▸ **INSTRUCTION**
Copy the data that follows exactly. Include no pictures.

-- START --

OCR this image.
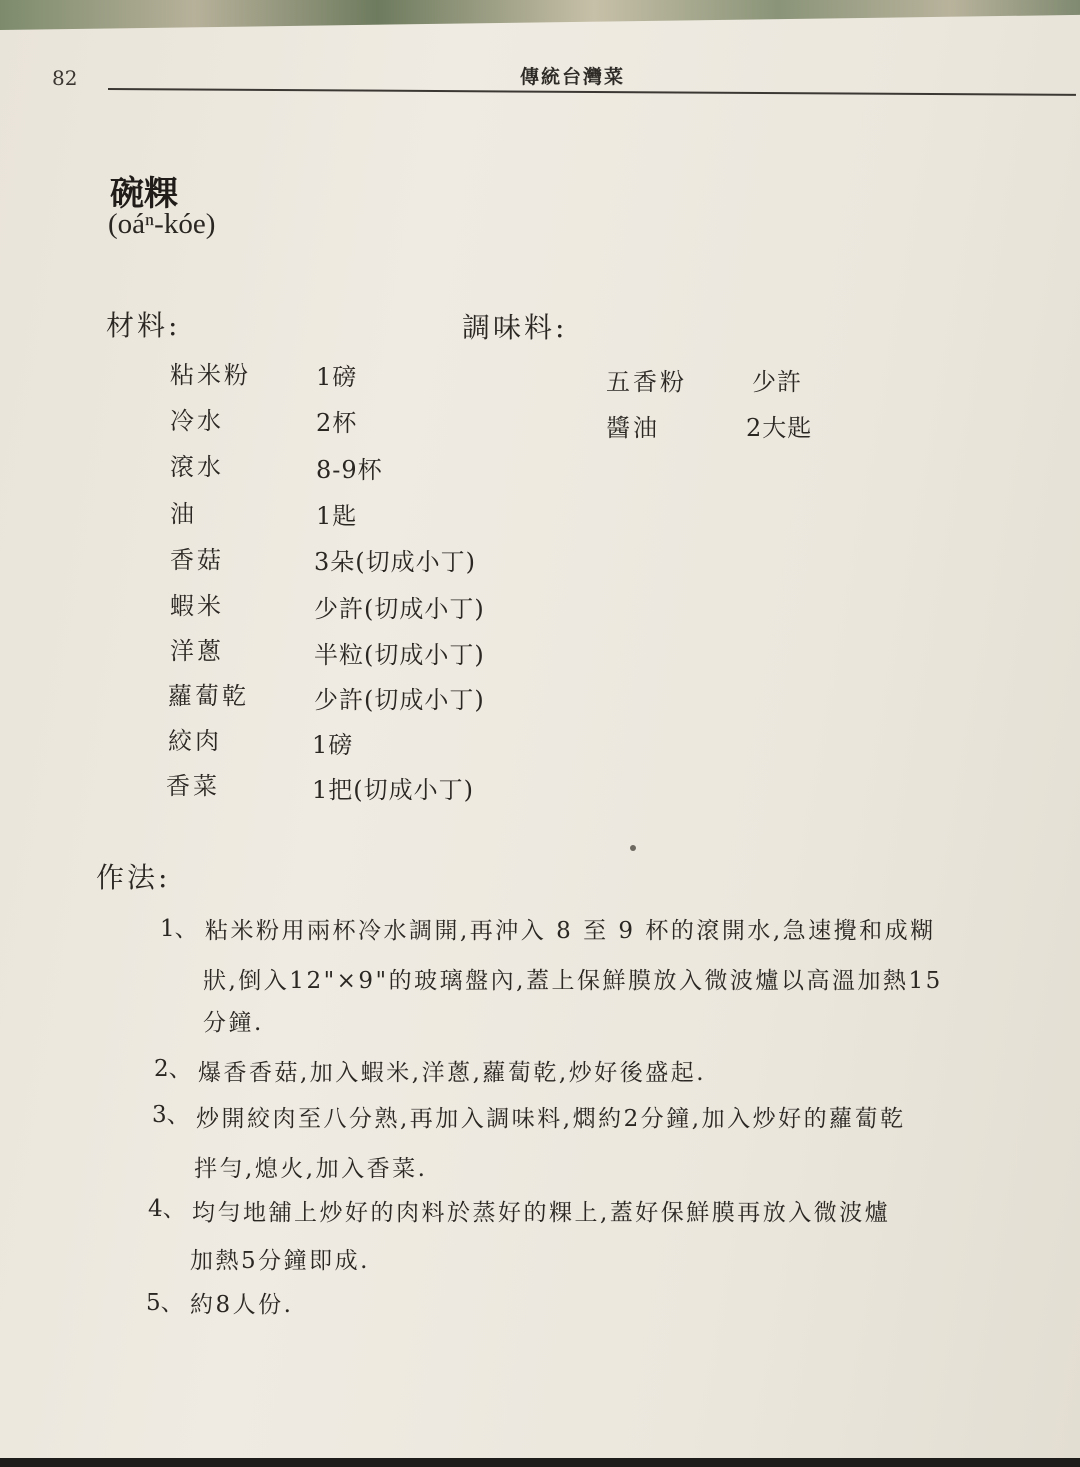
82	傳統台灣菜
碗粿
(oáⁿ-kóe)
材料:	調味料:
粘米粉	1磅
冷水	2杯
滾水	8-9杯
油	1匙
香菇	3朵(切成小丁)
蝦米	少許(切成小丁)
洋蔥	半粒(切成小丁)
蘿蔔乾	少許(切成小丁)
絞肉	1磅
香菜	1把(切成小丁)
五香粉	少許
醬油	2大匙
作法:
1、 粘米粉用兩杯冷水調開,再沖入 8 至 9 杯的滾開水,急速攪和成糊
狀,倒入12"×9"的玻璃盤內,蓋上保鮮膜放入微波爐以高溫加熱15
分鐘.
2、 爆香香菇,加入蝦米,洋蔥,蘿蔔乾,炒好後盛起.
3、 炒開絞肉至八分熟,再加入調味料,燜約2分鐘,加入炒好的蘿蔔乾
拌勻,熄火,加入香菜.
4、 均勻地舖上炒好的肉料於蒸好的粿上,蓋好保鮮膜再放入微波爐
加熱5分鐘即成.
5、 約8人份.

-- END --

▸ **ANSWER TO THIS EXERCISE**
OCR this image.
82	傳統台灣菜
碗粿
(oáⁿ-kóe)
材料:	調味料:
粘米粉	1磅
冷水	2杯
滾水	8-9杯
油	1匙
香菇	3朵(切成小丁)
蝦米	少許(切成小丁)
洋蔥	半粒(切成小丁)
蘿蔔乾	少許(切成小丁)
絞肉	1磅
香菜	1把(切成小丁)
五香粉	少許
醬油	2大匙
作法:
1、 粘米粉用兩杯冷水調開,再沖入 8 至 9 杯的滾開水,急速攪和成糊
狀,倒入12"×9"的玻璃盤內,蓋上保鮮膜放入微波爐以高溫加熱15
分鐘.
2、 爆香香菇,加入蝦米,洋蔥,蘿蔔乾,炒好後盛起.
3、 炒開絞肉至八分熟,再加入調味料,燜約2分鐘,加入炒好的蘿蔔乾
拌勻,熄火,加入香菜.
4、 均勻地舖上炒好的肉料於蒸好的粿上,蓋好保鮮膜再放入微波爐
加熱5分鐘即成.
5、 約8人份.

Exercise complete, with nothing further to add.